---------- Data ----------
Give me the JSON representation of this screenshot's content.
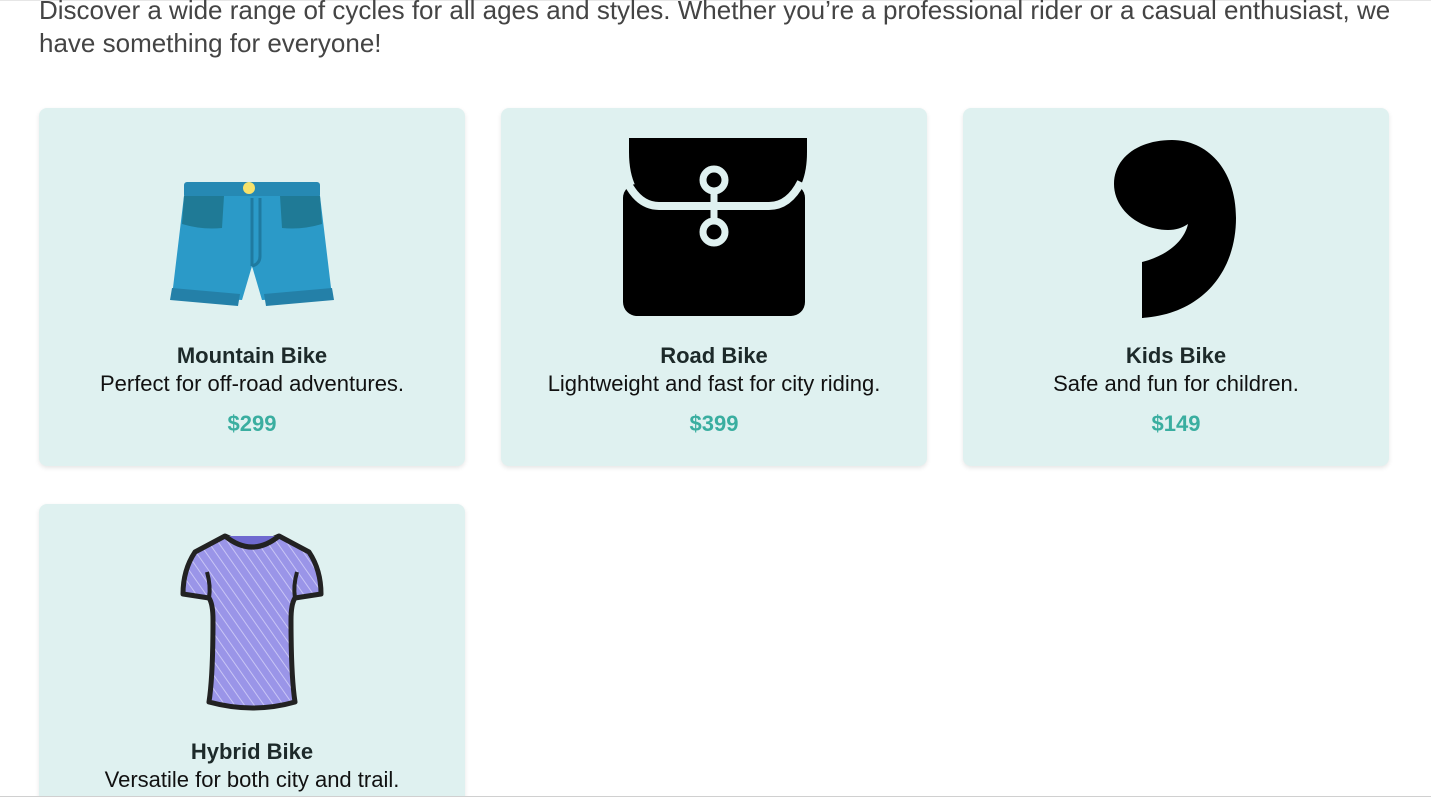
{
  "intro": {
    "text": "Discover a wide range of cycles for all ages and styles. Whether you’re a professional rider or a casual enthusiast, we have something for everyone!"
  },
  "colors": {
    "card_background": "#dff1f0",
    "price": "#3aaea0",
    "shorts": "#2b9ac8",
    "tshirt": "#9a95e8"
  },
  "products": [
    {
      "title": "Mountain Bike",
      "description": "Perfect for off-road adventures.",
      "price": "$299",
      "icon": "shorts-icon"
    },
    {
      "title": "Road Bike",
      "description": "Lightweight and fast for city riding.",
      "price": "$399",
      "icon": "envelope-pouch-icon"
    },
    {
      "title": "Kids Bike",
      "description": "Safe and fun for children.",
      "price": "$149",
      "icon": "comma-icon"
    },
    {
      "title": "Hybrid Bike",
      "description": "Versatile for both city and trail.",
      "price": "",
      "icon": "tshirt-icon"
    }
  ]
}
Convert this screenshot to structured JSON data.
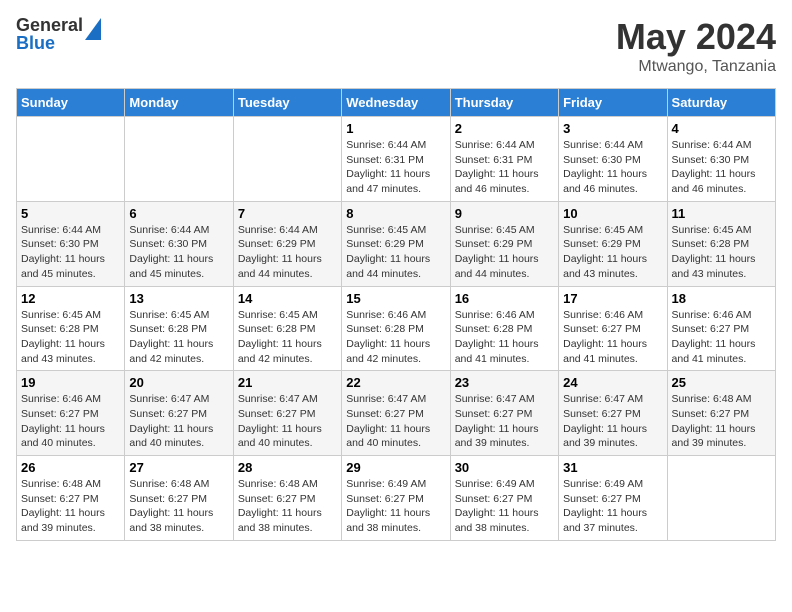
----------
The problem | Show the lines of the records that contain the word "title".

Task answer |
      "title": "Mountain Bike",
      "title": "Road Bike",
      "title": "Kids Bike",
      "title": "Hybrid Bike",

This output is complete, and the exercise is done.